Short problem
Copy the data below exactly.

Task inputs
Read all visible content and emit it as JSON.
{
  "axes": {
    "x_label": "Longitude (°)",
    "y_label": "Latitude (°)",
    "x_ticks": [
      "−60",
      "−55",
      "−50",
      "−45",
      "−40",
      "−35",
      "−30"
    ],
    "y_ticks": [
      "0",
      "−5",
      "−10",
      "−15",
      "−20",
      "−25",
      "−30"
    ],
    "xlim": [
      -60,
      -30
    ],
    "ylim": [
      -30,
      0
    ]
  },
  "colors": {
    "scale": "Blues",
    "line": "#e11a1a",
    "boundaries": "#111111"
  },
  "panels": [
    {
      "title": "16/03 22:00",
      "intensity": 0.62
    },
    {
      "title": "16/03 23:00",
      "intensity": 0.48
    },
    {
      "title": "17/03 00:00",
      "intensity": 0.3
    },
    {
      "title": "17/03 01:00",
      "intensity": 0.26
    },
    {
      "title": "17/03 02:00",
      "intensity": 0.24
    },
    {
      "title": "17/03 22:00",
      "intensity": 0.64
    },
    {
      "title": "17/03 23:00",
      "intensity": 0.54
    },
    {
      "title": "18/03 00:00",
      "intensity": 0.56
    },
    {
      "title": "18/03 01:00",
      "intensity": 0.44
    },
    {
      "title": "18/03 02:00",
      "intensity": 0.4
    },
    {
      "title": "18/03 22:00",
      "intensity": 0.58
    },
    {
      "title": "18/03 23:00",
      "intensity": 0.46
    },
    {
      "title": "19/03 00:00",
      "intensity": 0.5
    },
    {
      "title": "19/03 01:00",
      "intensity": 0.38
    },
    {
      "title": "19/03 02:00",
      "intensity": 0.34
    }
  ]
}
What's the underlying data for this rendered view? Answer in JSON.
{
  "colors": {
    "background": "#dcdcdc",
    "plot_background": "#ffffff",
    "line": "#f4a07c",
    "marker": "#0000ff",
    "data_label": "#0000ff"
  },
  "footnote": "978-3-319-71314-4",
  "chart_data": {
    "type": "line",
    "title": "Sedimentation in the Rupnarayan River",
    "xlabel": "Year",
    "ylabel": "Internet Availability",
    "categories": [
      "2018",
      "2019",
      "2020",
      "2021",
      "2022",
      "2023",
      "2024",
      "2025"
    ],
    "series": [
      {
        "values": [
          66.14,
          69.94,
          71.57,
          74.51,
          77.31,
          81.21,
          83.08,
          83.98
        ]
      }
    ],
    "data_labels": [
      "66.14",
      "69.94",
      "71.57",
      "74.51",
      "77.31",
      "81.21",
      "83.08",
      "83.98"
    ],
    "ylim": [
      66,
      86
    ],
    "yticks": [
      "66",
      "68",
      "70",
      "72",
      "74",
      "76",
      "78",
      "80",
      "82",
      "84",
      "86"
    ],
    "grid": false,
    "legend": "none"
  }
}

Reply to the exercise
Read all visible content and emit it as JSON.
{
  "axes": {
    "x_label": "Longitude (°)",
    "y_label": "Latitude (°)",
    "x_ticks": [
      "−60",
      "−55",
      "−50",
      "−45",
      "−40",
      "−35",
      "−30"
    ],
    "y_ticks": [
      "0",
      "−5",
      "−10",
      "−15",
      "−20",
      "−25",
      "−30"
    ],
    "xlim": [
      -60,
      -30
    ],
    "ylim": [
      -30,
      0
    ]
  },
  "colors": {
    "scale": "Blues",
    "line": "#e11a1a",
    "boundaries": "#111111"
  },
  "panels": [
    {
      "title": "16/03 22:00",
      "intensity": 0.62
    },
    {
      "title": "16/03 23:00",
      "intensity": 0.48
    },
    {
      "title": "17/03 00:00",
      "intensity": 0.3
    },
    {
      "title": "17/03 01:00",
      "intensity": 0.26
    },
    {
      "title": "17/03 02:00",
      "intensity": 0.24
    },
    {
      "title": "17/03 22:00",
      "intensity": 0.64
    },
    {
      "title": "17/03 23:00",
      "intensity": 0.54
    },
    {
      "title": "18/03 00:00",
      "intensity": 0.56
    },
    {
      "title": "18/03 01:00",
      "intensity": 0.44
    },
    {
      "title": "18/03 02:00",
      "intensity": 0.4
    },
    {
      "title": "18/03 22:00",
      "intensity": 0.58
    },
    {
      "title": "18/03 23:00",
      "intensity": 0.46
    },
    {
      "title": "19/03 00:00",
      "intensity": 0.5
    },
    {
      "title": "19/03 01:00",
      "intensity": 0.38
    },
    {
      "title": "19/03 02:00",
      "intensity": 0.34
    }
  ]
}
What's the underlying data for this rendered view? Answer in JSON.
{
  "colors": {
    "background": "#dcdcdc",
    "plot_background": "#ffffff",
    "line": "#f4a07c",
    "marker": "#0000ff",
    "data_label": "#0000ff"
  },
  "footnote": "978-3-319-71314-4",
  "chart_data": {
    "type": "line",
    "title": "Sedimentation in the Rupnarayan River",
    "xlabel": "Year",
    "ylabel": "Internet Availability",
    "categories": [
      "2018",
      "2019",
      "2020",
      "2021",
      "2022",
      "2023",
      "2024",
      "2025"
    ],
    "series": [
      {
        "values": [
          66.14,
          69.94,
          71.57,
          74.51,
          77.31,
          81.21,
          83.08,
          83.98
        ]
      }
    ],
    "data_labels": [
      "66.14",
      "69.94",
      "71.57",
      "74.51",
      "77.31",
      "81.21",
      "83.08",
      "83.98"
    ],
    "ylim": [
      66,
      86
    ],
    "yticks": [
      "66",
      "68",
      "70",
      "72",
      "74",
      "76",
      "78",
      "80",
      "82",
      "84",
      "86"
    ],
    "grid": false,
    "legend": "none"
  }
}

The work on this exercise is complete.